== Information given

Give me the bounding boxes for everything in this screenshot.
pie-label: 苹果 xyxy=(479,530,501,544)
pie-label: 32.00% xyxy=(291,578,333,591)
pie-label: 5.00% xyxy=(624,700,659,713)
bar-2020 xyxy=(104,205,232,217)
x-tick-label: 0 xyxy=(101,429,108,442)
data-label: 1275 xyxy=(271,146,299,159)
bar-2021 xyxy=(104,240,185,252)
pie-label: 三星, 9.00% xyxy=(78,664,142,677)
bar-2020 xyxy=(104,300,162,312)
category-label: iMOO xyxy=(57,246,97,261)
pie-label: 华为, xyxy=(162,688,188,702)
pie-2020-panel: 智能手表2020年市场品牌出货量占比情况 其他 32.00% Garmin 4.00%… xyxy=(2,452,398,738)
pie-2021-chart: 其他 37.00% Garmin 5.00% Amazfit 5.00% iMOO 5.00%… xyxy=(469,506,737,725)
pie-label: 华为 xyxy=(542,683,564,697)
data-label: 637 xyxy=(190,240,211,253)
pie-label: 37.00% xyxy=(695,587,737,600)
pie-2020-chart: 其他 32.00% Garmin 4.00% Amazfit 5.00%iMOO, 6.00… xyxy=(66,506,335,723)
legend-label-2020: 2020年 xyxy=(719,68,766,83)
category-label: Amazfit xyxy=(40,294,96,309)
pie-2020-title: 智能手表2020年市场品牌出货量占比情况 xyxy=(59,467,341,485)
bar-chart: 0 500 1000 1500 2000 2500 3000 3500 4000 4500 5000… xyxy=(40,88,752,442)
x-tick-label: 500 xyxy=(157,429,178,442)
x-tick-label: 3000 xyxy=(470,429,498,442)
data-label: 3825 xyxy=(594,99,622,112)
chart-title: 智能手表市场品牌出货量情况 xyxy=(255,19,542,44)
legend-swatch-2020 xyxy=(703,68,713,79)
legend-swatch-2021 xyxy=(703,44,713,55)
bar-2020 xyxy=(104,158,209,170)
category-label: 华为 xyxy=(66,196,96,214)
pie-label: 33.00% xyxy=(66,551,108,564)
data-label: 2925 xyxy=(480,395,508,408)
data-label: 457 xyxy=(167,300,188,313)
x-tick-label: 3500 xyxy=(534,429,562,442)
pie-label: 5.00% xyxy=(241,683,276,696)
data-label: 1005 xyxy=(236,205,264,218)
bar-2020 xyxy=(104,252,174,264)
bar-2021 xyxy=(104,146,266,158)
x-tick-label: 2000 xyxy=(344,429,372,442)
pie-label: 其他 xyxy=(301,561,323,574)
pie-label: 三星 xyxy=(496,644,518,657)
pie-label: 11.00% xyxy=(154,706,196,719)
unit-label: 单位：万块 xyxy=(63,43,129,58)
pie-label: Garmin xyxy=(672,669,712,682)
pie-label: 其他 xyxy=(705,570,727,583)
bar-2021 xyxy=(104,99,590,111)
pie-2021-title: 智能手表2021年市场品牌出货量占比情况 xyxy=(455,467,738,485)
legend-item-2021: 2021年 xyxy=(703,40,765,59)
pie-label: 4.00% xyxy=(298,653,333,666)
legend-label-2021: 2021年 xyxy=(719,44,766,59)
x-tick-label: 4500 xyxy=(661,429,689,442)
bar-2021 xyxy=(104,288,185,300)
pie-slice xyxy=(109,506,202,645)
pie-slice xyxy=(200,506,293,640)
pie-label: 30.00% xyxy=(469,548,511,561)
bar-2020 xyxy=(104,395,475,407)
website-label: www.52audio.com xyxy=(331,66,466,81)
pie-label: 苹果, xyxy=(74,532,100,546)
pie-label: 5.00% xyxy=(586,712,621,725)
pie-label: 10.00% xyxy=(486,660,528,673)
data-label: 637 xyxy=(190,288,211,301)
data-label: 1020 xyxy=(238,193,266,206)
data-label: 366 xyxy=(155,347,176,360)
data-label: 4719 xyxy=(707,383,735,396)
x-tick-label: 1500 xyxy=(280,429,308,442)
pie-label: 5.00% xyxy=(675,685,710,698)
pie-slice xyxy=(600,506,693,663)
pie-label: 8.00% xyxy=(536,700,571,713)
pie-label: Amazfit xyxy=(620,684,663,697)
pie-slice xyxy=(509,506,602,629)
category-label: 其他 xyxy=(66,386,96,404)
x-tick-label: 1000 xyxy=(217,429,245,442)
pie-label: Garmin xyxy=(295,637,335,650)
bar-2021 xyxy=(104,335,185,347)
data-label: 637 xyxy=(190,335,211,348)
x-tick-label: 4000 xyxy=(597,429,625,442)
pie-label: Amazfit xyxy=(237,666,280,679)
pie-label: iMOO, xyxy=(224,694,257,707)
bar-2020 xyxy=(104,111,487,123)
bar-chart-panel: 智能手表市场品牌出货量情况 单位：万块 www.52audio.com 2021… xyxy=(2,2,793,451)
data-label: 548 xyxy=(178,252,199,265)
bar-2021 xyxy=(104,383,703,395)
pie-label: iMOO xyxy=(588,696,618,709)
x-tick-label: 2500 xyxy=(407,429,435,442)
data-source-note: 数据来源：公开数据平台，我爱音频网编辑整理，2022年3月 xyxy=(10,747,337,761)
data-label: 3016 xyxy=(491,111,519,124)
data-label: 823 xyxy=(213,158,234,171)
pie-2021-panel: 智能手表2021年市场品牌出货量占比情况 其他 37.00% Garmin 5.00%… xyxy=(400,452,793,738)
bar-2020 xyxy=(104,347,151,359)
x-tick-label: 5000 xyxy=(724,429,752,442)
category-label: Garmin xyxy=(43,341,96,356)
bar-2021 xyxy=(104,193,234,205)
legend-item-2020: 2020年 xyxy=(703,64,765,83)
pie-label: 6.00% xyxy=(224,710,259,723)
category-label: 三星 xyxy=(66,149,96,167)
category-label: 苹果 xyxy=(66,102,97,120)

====

> **Instructions to follow**:
Extract every line from the records above and reproduce each one verbatim, without changing any characters.

> **Reply to the exercise**:
Give me the bounding boxes for everything in this screenshot.
pie-label: 苹果 xyxy=(479,530,501,544)
pie-label: 32.00% xyxy=(291,578,333,591)
pie-label: 5.00% xyxy=(624,700,659,713)
bar-2020 xyxy=(104,205,232,217)
x-tick-label: 0 xyxy=(101,429,108,442)
data-label: 1275 xyxy=(271,146,299,159)
bar-2021 xyxy=(104,240,185,252)
pie-label: 三星, 9.00% xyxy=(78,664,142,677)
bar-2020 xyxy=(104,300,162,312)
category-label: iMOO xyxy=(57,246,97,261)
pie-label: 华为, xyxy=(162,688,188,702)
pie-2020-panel: 智能手表2020年市场品牌出货量占比情况 其他 32.00% Garmin 4.00%… xyxy=(2,452,398,738)
pie-2021-chart: 其他 37.00% Garmin 5.00% Amazfit 5.00% iMOO 5.00%… xyxy=(469,506,737,725)
pie-label: 华为 xyxy=(542,683,564,697)
data-label: 637 xyxy=(190,240,211,253)
pie-label: 37.00% xyxy=(695,587,737,600)
pie-2020-chart: 其他 32.00% Garmin 4.00% Amazfit 5.00%iMOO, 6.00… xyxy=(66,506,335,723)
legend-label-2020: 2020年 xyxy=(719,68,766,83)
category-label: Amazfit xyxy=(40,294,96,309)
pie-2020-title: 智能手表2020年市场品牌出货量占比情况 xyxy=(59,467,341,485)
bar-chart: 0 500 1000 1500 2000 2500 3000 3500 4000 4500 5000… xyxy=(40,88,752,442)
x-tick-label: 500 xyxy=(157,429,178,442)
x-tick-label: 3000 xyxy=(470,429,498,442)
data-label: 3825 xyxy=(594,99,622,112)
chart-title: 智能手表市场品牌出货量情况 xyxy=(255,19,542,44)
legend-swatch-2020 xyxy=(703,68,713,79)
legend-swatch-2021 xyxy=(703,44,713,55)
bar-2020 xyxy=(104,158,209,170)
category-label: 华为 xyxy=(66,196,96,214)
pie-label: 33.00% xyxy=(66,551,108,564)
data-label: 2925 xyxy=(480,395,508,408)
data-label: 457 xyxy=(167,300,188,313)
x-tick-label: 3500 xyxy=(534,429,562,442)
pie-label: 5.00% xyxy=(241,683,276,696)
data-label: 1005 xyxy=(236,205,264,218)
bar-2020 xyxy=(104,252,174,264)
bar-2021 xyxy=(104,146,266,158)
x-tick-label: 2000 xyxy=(344,429,372,442)
pie-label: 其他 xyxy=(301,561,323,574)
pie-label: 三星 xyxy=(496,644,518,657)
pie-label: 11.00% xyxy=(154,706,196,719)
unit-label: 单位：万块 xyxy=(63,43,129,58)
pie-label: Garmin xyxy=(672,669,712,682)
pie-label: 其他 xyxy=(705,570,727,583)
bar-2021 xyxy=(104,99,590,111)
pie-2021-title: 智能手表2021年市场品牌出货量占比情况 xyxy=(455,467,738,485)
legend-item-2021: 2021年 xyxy=(703,40,765,59)
pie-label: 4.00% xyxy=(298,653,333,666)
legend-label-2021: 2021年 xyxy=(719,44,766,59)
x-tick-label: 4500 xyxy=(661,429,689,442)
bar-2021 xyxy=(104,288,185,300)
pie-slice xyxy=(109,506,202,645)
pie-slice xyxy=(200,506,293,640)
pie-label: 30.00% xyxy=(469,548,511,561)
bar-2020 xyxy=(104,395,475,407)
website-label: www.52audio.com xyxy=(331,66,466,81)
pie-label: 苹果, xyxy=(74,532,100,546)
pie-label: 5.00% xyxy=(586,712,621,725)
pie-label: 10.00% xyxy=(486,660,528,673)
data-label: 637 xyxy=(190,288,211,301)
data-label: 1020 xyxy=(238,193,266,206)
data-label: 366 xyxy=(155,347,176,360)
data-label: 4719 xyxy=(707,383,735,396)
x-tick-label: 1500 xyxy=(280,429,308,442)
pie-label: 5.00% xyxy=(675,685,710,698)
pie-slice xyxy=(600,506,693,663)
pie-label: 8.00% xyxy=(536,700,571,713)
pie-label: Amazfit xyxy=(620,684,663,697)
pie-slice xyxy=(509,506,602,629)
category-label: 其他 xyxy=(66,386,96,404)
x-tick-label: 1000 xyxy=(217,429,245,442)
pie-label: Garmin xyxy=(295,637,335,650)
bar-2021 xyxy=(104,335,185,347)
data-label: 637 xyxy=(190,335,211,348)
x-tick-label: 4000 xyxy=(597,429,625,442)
pie-label: Amazfit xyxy=(237,666,280,679)
pie-label: iMOO, xyxy=(224,694,257,707)
bar-2020 xyxy=(104,111,487,123)
bar-chart-panel: 智能手表市场品牌出货量情况 单位：万块 www.52audio.com 2021… xyxy=(2,2,793,451)
data-label: 548 xyxy=(178,252,199,265)
bar-2021 xyxy=(104,383,703,395)
pie-label: iMOO xyxy=(588,696,618,709)
x-tick-label: 2500 xyxy=(407,429,435,442)
data-source-note: 数据来源：公开数据平台，我爱音频网编辑整理，2022年3月 xyxy=(10,747,337,761)
data-label: 3016 xyxy=(491,111,519,124)
data-label: 823 xyxy=(213,158,234,171)
pie-2021-panel: 智能手表2021年市场品牌出货量占比情况 其他 37.00% Garmin 5.00%… xyxy=(400,452,793,738)
bar-2020 xyxy=(104,347,151,359)
x-tick-label: 5000 xyxy=(724,429,752,442)
category-label: Garmin xyxy=(43,341,96,356)
bar-2021 xyxy=(104,193,234,205)
legend-item-2020: 2020年 xyxy=(703,64,765,83)
pie-label: 6.00% xyxy=(224,710,259,723)
category-label: 三星 xyxy=(66,149,96,167)
category-label: 苹果 xyxy=(66,102,97,120)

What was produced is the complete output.